WHAT YOU NEED TO DO =>
Leaving out all images, write out the records that follow exactly.

(Some records)
%%
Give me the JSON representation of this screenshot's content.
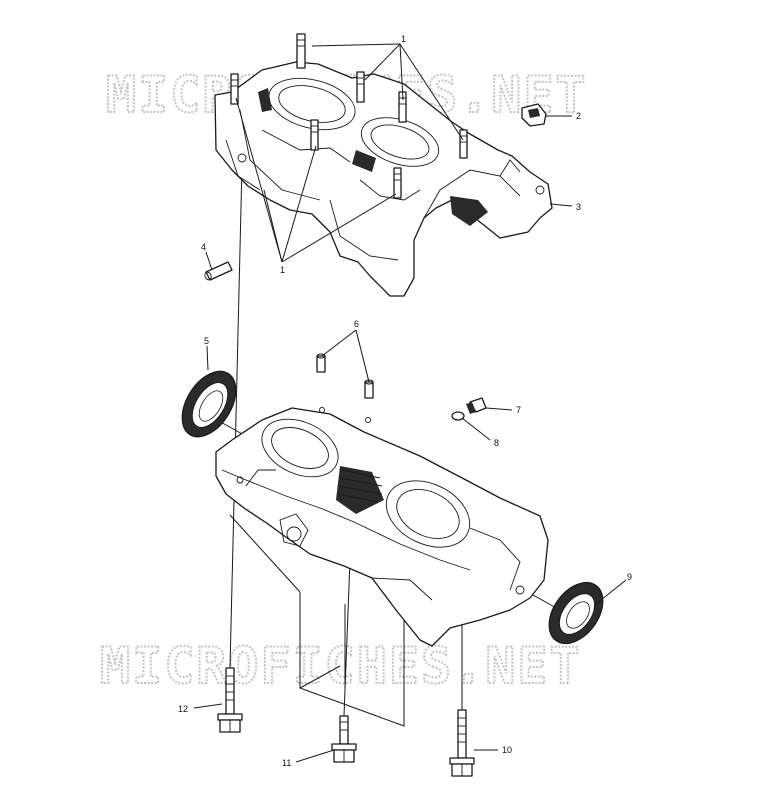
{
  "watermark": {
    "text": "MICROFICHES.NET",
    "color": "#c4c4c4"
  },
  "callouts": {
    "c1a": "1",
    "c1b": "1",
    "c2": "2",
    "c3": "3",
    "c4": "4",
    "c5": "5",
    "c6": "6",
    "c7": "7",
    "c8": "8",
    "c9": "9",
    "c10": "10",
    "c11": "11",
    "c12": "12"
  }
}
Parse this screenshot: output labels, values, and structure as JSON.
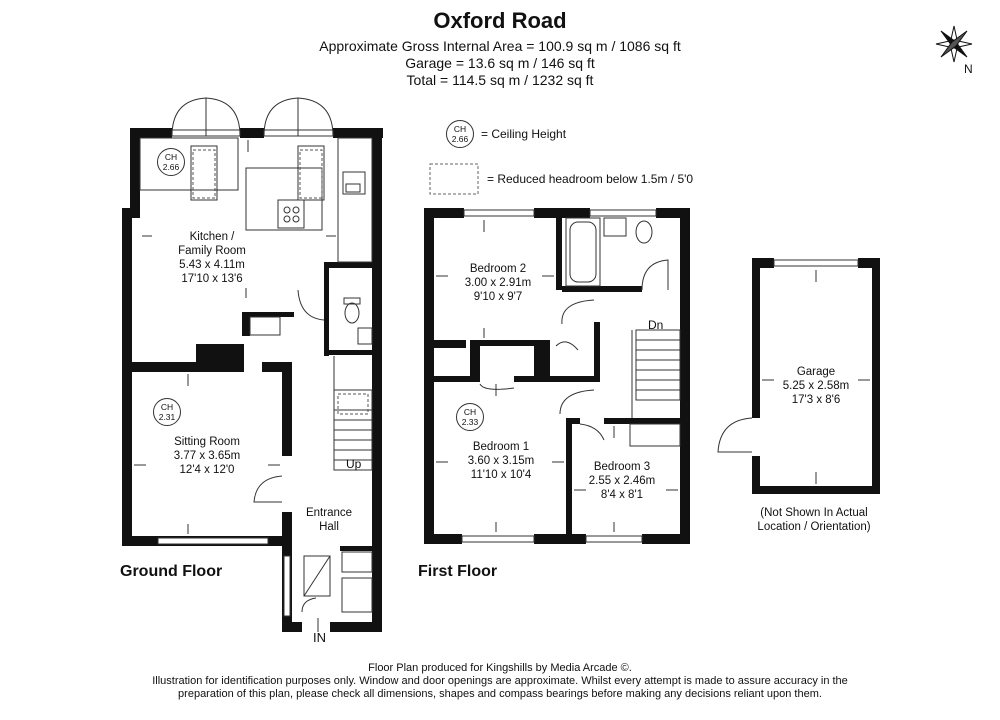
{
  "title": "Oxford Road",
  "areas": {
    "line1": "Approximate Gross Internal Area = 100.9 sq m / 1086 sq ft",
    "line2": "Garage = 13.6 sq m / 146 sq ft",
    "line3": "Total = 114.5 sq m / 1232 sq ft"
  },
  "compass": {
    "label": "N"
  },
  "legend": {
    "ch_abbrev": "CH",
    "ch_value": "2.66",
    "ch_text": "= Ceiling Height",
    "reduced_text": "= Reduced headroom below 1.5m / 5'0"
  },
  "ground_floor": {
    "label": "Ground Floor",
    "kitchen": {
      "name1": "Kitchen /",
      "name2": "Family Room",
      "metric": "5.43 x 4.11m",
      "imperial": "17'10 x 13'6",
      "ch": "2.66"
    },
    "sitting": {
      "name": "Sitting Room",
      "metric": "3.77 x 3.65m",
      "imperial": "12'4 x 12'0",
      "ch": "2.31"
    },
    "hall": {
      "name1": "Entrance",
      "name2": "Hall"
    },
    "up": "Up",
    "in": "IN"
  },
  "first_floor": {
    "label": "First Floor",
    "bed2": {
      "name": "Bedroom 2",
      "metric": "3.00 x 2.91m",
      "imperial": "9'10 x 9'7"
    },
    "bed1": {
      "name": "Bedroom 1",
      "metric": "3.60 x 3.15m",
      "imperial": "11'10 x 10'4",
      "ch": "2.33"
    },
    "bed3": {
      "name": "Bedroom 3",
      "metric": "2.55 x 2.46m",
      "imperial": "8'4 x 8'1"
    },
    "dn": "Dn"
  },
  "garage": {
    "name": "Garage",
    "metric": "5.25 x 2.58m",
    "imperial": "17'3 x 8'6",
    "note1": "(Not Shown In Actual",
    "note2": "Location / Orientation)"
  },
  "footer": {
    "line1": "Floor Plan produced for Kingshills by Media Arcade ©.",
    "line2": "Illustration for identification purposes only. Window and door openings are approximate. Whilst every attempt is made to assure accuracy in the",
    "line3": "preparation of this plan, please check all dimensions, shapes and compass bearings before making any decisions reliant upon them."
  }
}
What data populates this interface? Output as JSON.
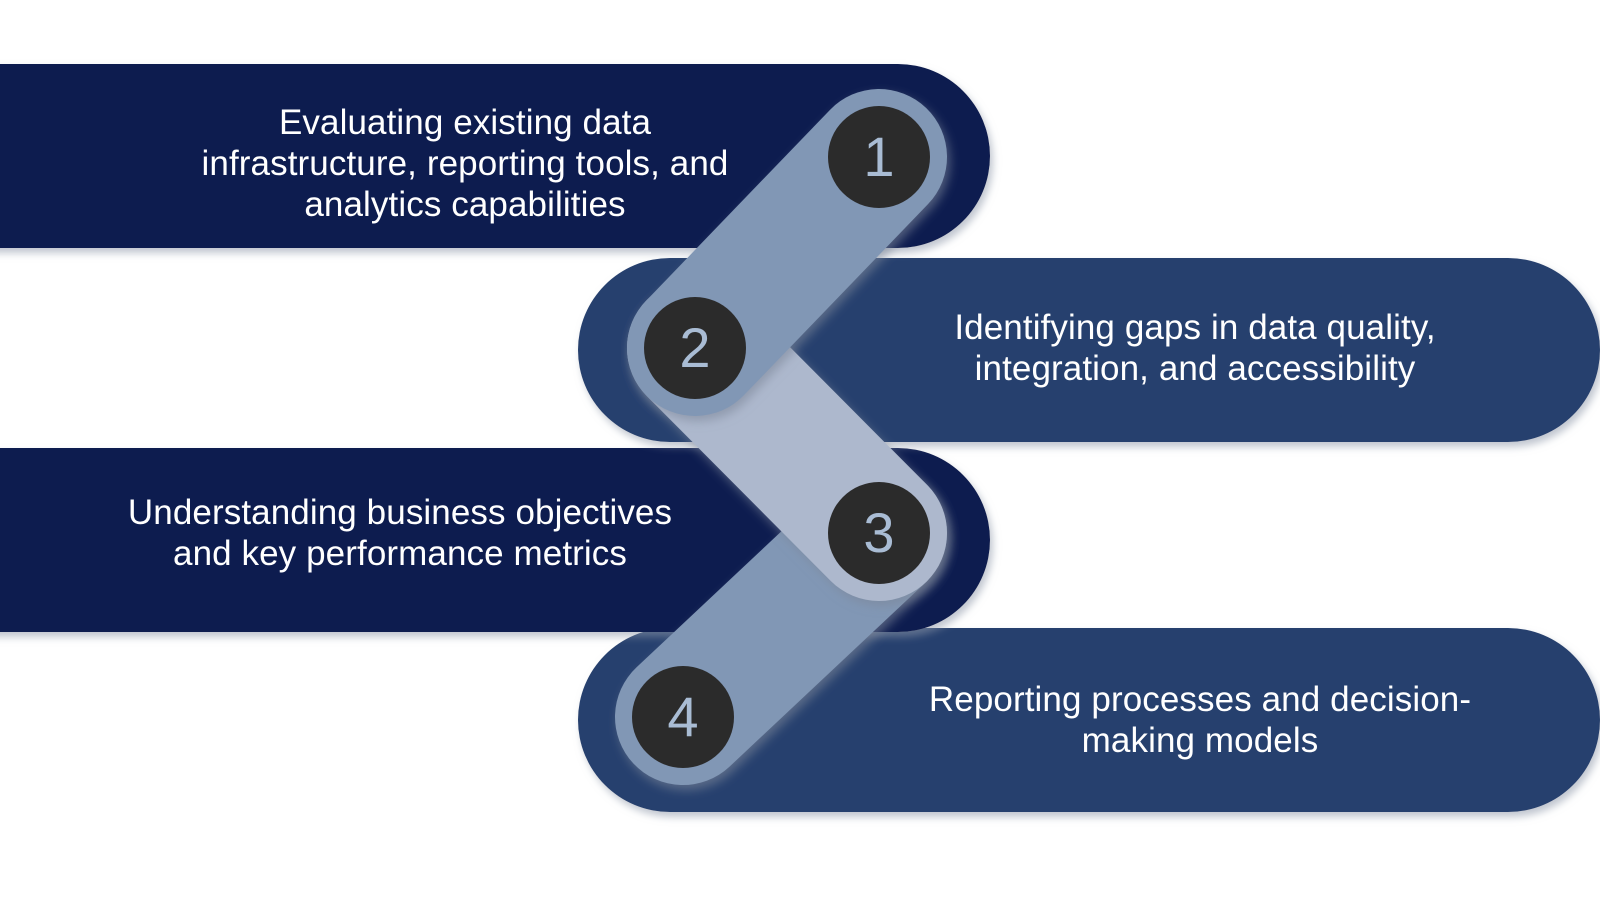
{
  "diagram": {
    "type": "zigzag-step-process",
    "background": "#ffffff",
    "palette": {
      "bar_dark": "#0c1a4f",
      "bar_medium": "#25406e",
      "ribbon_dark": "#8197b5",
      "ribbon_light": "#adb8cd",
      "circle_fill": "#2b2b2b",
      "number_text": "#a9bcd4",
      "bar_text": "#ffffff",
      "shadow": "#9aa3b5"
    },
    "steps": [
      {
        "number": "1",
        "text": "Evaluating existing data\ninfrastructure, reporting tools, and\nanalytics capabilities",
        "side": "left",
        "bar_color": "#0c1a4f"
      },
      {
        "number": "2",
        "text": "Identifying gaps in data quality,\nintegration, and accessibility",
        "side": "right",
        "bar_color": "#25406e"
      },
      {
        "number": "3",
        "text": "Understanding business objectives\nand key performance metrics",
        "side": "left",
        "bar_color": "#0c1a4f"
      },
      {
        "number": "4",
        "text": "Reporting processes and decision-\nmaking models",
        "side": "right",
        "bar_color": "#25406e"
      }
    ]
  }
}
%%
TASK OUTPUT =>
Give me the JSON representation of this screenshot's content.
{
  "watermark": {
    "text": "MICROFICHES.NET",
    "color": "#c4c4c4"
  },
  "callouts": {
    "c1a": "1",
    "c1b": "1",
    "c2": "2",
    "c3": "3",
    "c4": "4",
    "c5": "5",
    "c6": "6",
    "c7": "7",
    "c8": "8",
    "c9": "9",
    "c10": "10",
    "c11": "11",
    "c12": "12"
  }
}
Parse this screenshot: output labels, values, and structure as JSON.
{
  "title": "Oxford Road",
  "areas": {
    "line1": "Approximate Gross Internal Area = 100.9 sq m / 1086 sq ft",
    "line2": "Garage = 13.6 sq m / 146 sq ft",
    "line3": "Total = 114.5 sq m / 1232 sq ft"
  },
  "compass": {
    "label": "N"
  },
  "legend": {
    "ch_abbrev": "CH",
    "ch_value": "2.66",
    "ch_text": "= Ceiling Height",
    "reduced_text": "= Reduced headroom below 1.5m / 5'0"
  },
  "ground_floor": {
    "label": "Ground Floor",
    "kitchen": {
      "name1": "Kitchen /",
      "name2": "Family Room",
      "metric": "5.43 x 4.11m",
      "imperial": "17'10 x 13'6",
      "ch": "2.66"
    },
    "sitting": {
      "name": "Sitting Room",
      "metric": "3.77 x 3.65m",
      "imperial": "12'4 x 12'0",
      "ch": "2.31"
    },
    "hall": {
      "name1": "Entrance",
      "name2": "Hall"
    },
    "up": "Up",
    "in": "IN"
  },
  "first_floor": {
    "label": "First Floor",
    "bed2": {
      "name": "Bedroom 2",
      "metric": "3.00 x 2.91m",
      "imperial": "9'10 x 9'7"
    },
    "bed1": {
      "name": "Bedroom 1",
      "metric": "3.60 x 3.15m",
      "imperial": "11'10 x 10'4",
      "ch": "2.33"
    },
    "bed3": {
      "name": "Bedroom 3",
      "metric": "2.55 x 2.46m",
      "imperial": "8'4 x 8'1"
    },
    "dn": "Dn"
  },
  "garage": {
    "name": "Garage",
    "metric": "5.25 x 2.58m",
    "imperial": "17'3 x 8'6",
    "note1": "(Not Shown In Actual",
    "note2": "Location / Orientation)"
  },
  "footer": {
    "line1": "Floor Plan produced for Kingshills by Media Arcade ©.",
    "line2": "Illustration for identification purposes only. Window and door openings are approximate. Whilst every attempt is made to assure accuracy in the",
    "line3": "preparation of this plan, please check all dimensions, shapes and compass bearings before making any decisions reliant upon them."
  }
}
What data populates this interface? Output as JSON.
{
  "diagram": {
    "type": "zigzag-step-process",
    "background": "#ffffff",
    "palette": {
      "bar_dark": "#0c1a4f",
      "bar_medium": "#25406e",
      "ribbon_dark": "#8197b5",
      "ribbon_light": "#adb8cd",
      "circle_fill": "#2b2b2b",
      "number_text": "#a9bcd4",
      "bar_text": "#ffffff",
      "shadow": "#9aa3b5"
    },
    "steps": [
      {
        "number": "1",
        "text": "Evaluating existing data\ninfrastructure, reporting tools, and\nanalytics capabilities",
        "side": "left",
        "bar_color": "#0c1a4f"
      },
      {
        "number": "2",
        "text": "Identifying gaps in data quality,\nintegration, and accessibility",
        "side": "right",
        "bar_color": "#25406e"
      },
      {
        "number": "3",
        "text": "Understanding business objectives\nand key performance metrics",
        "side": "left",
        "bar_color": "#0c1a4f"
      },
      {
        "number": "4",
        "text": "Reporting processes and decision-\nmaking models",
        "side": "right",
        "bar_color": "#25406e"
      }
    ]
  }
}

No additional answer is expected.